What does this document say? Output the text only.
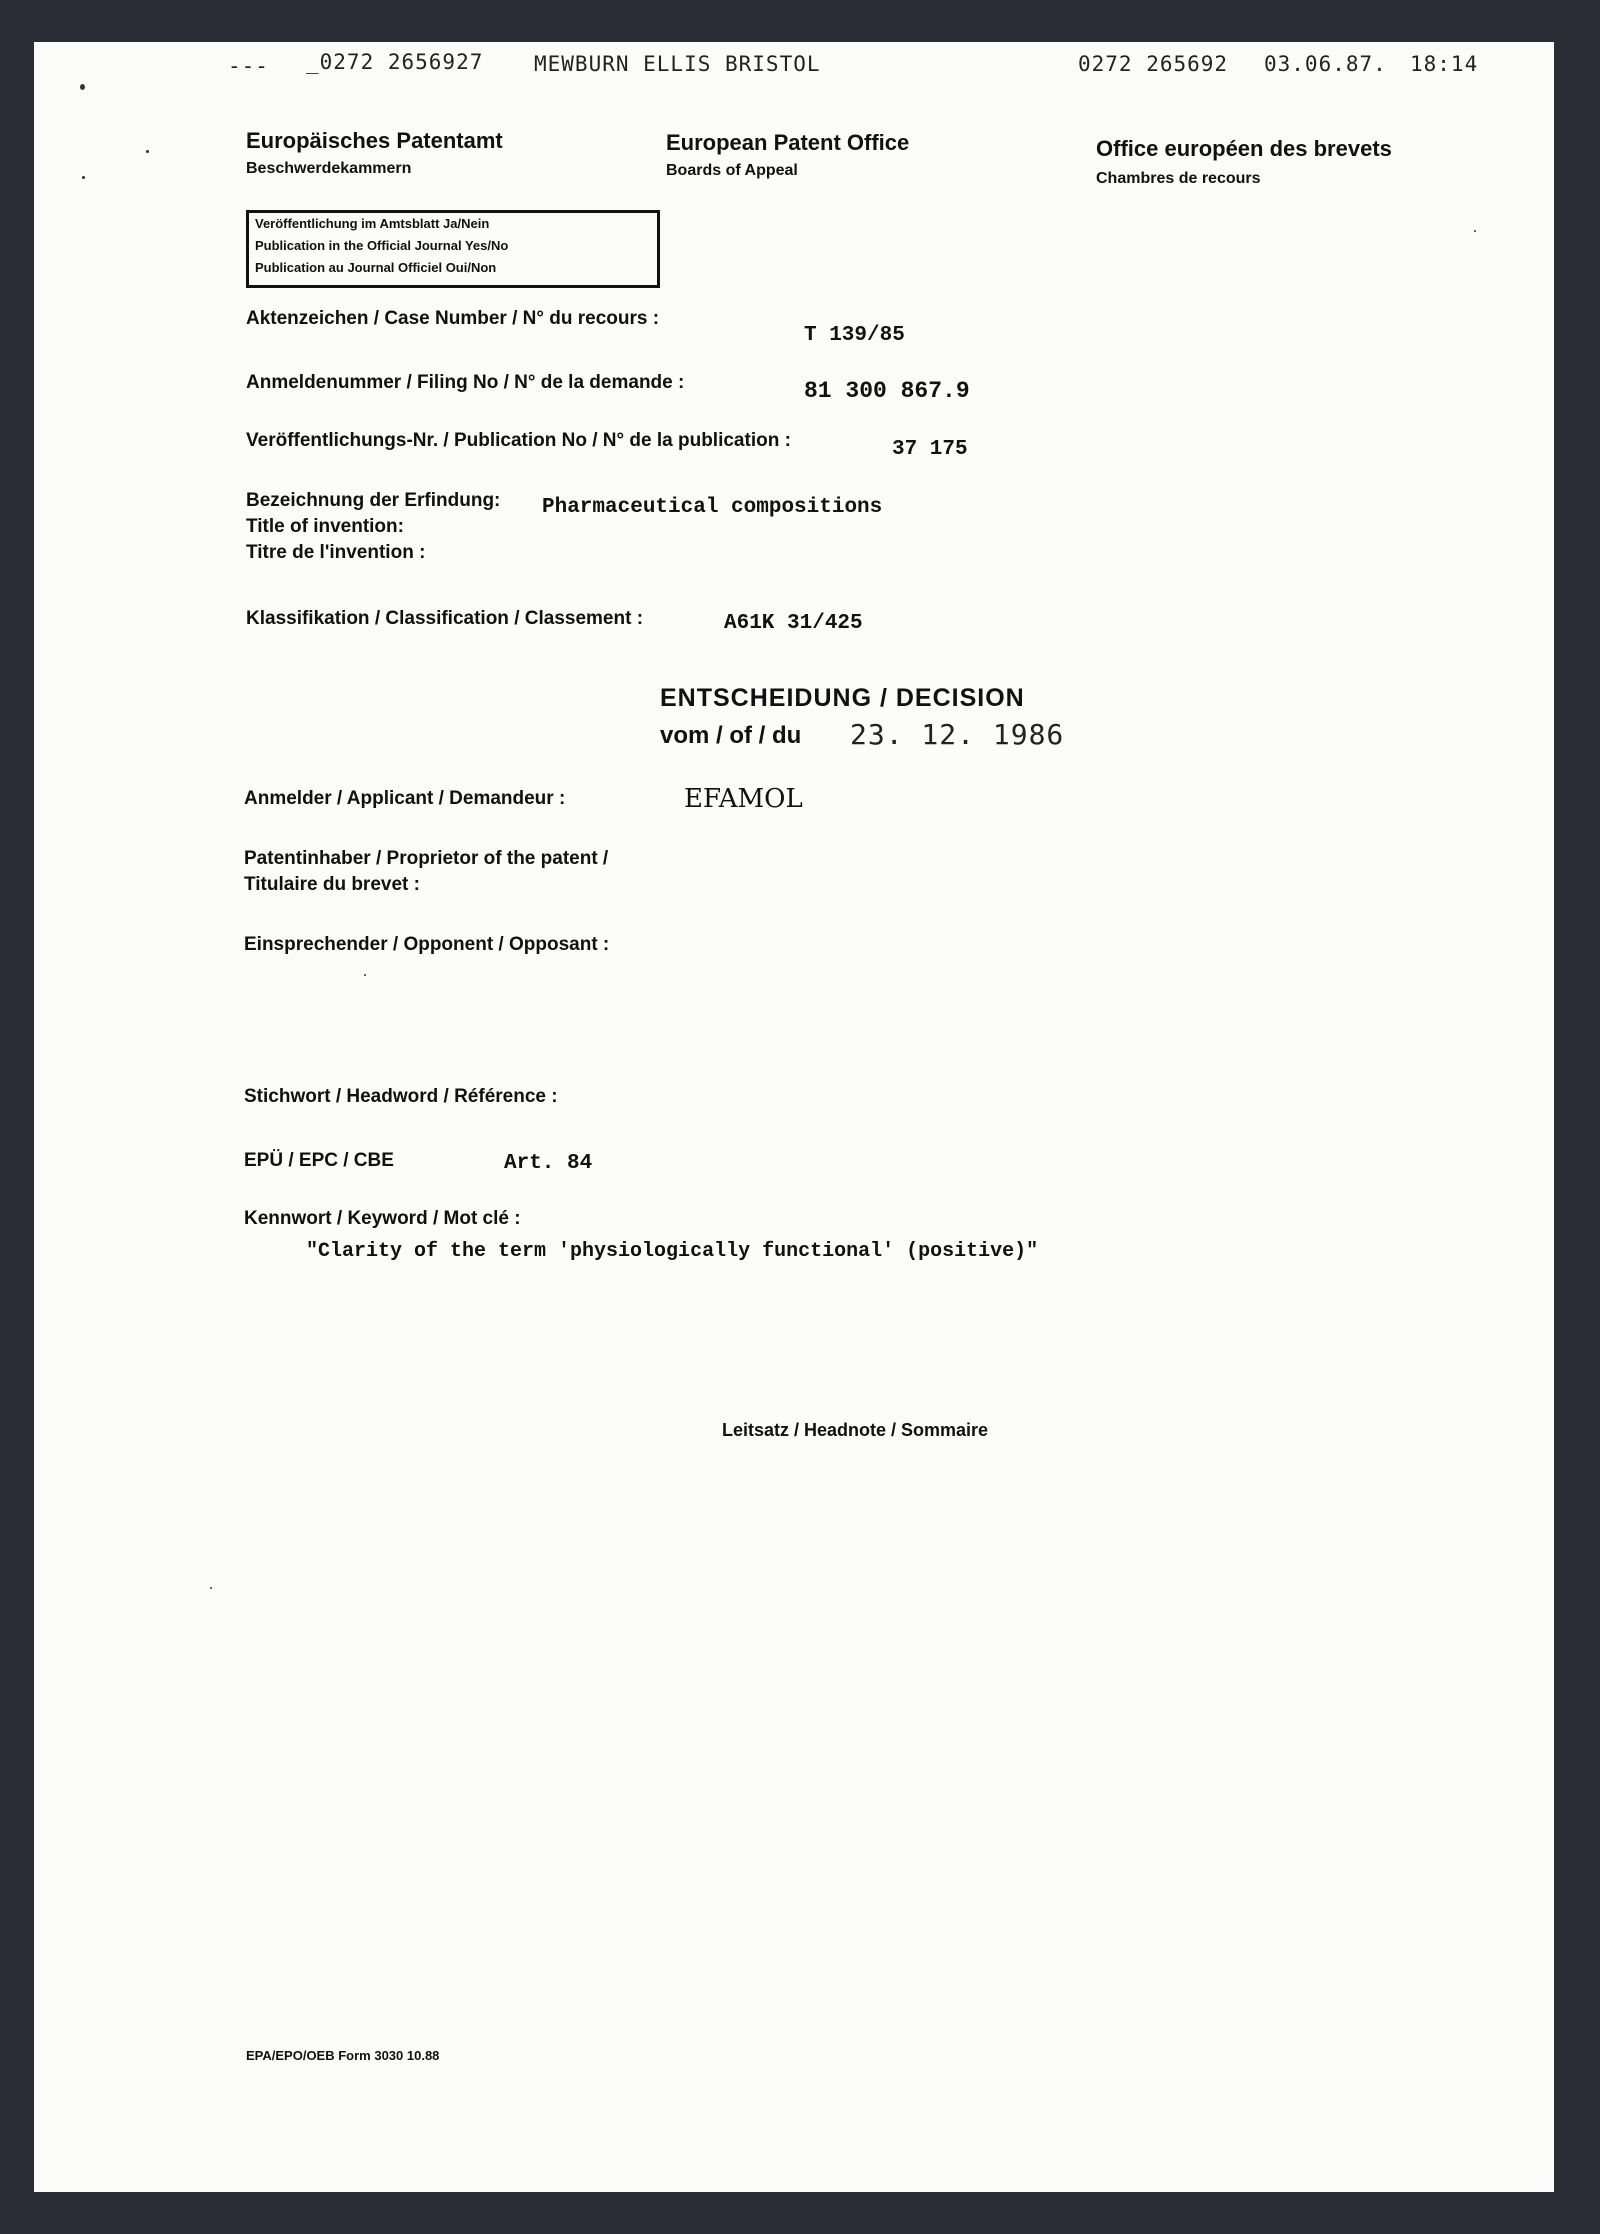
--- _0272 2656927 MEWBURN ELLIS BRISTOL	0272 265692 03.06.87. 18:14
Europäisches Patentamt
Beschwerdekammern
European Patent Office
Boards of Appeal
Office européen des brevets
Chambres de recours
Veröffentlichung im Amtsblatt Ja/Nein
Publication in the Official Journal Yes/No
Publication au Journal Officiel Oui/Non
Aktenzeichen / Case Number / N° du recours :
T 139/85
Anmeldenummer / Filing No / N° de la demande :	81 300 867.9
Veröffentlichungs-Nr. / Publication No / N° de la publication :	37 175
Bezeichnung der Erfindung: Pharmaceutical compositions
Title of invention:
Titre de l'invention :
Klassifikation / Classification / Classement :	A61K 31/425
ENTSCHEIDUNG / DECISION
vom / of / du 23. 12. 1986
Anmelder / Applicant / Demandeur :	EFAMOL
Patentinhaber / Proprietor of the patent /
Titulaire du brevet :
Einsprechender / Opponent / Opposant :
Stichwort / Headword / Référence :
EPÜ / EPC / CBE	Art. 84
Kennwort / Keyword / Mot clé :
"Clarity of the term 'physiologically functional' (positive)"
Leitsatz / Headnote / Sommaire
EPA/EPO/OEB Form 3030 10.88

- - - - - - -

» **TASK TO CARRY OUT**
Repeat the material above in full and exactly, apart from the pictures.

» **SOLUTION TO THIS PROBLEM**
What does this document say? Output the text only.
--- _0272 2656927 MEWBURN ELLIS BRISTOL	0272 265692 03.06.87. 18:14
Europäisches Patentamt
Beschwerdekammern
European Patent Office
Boards of Appeal
Office européen des brevets
Chambres de recours
Veröffentlichung im Amtsblatt Ja/Nein
Publication in the Official Journal Yes/No
Publication au Journal Officiel Oui/Non
Aktenzeichen / Case Number / N° du recours :
T 139/85
Anmeldenummer / Filing No / N° de la demande :	81 300 867.9
Veröffentlichungs-Nr. / Publication No / N° de la publication :	37 175
Bezeichnung der Erfindung: Pharmaceutical compositions
Title of invention:
Titre de l'invention :
Klassifikation / Classification / Classement :	A61K 31/425
ENTSCHEIDUNG / DECISION
vom / of / du 23. 12. 1986
Anmelder / Applicant / Demandeur :	EFAMOL
Patentinhaber / Proprietor of the patent /
Titulaire du brevet :
Einsprechender / Opponent / Opposant :
Stichwort / Headword / Référence :
EPÜ / EPC / CBE	Art. 84
Kennwort / Keyword / Mot clé :
"Clarity of the term 'physiologically functional' (positive)"
Leitsatz / Headnote / Sommaire
EPA/EPO/OEB Form 3030 10.88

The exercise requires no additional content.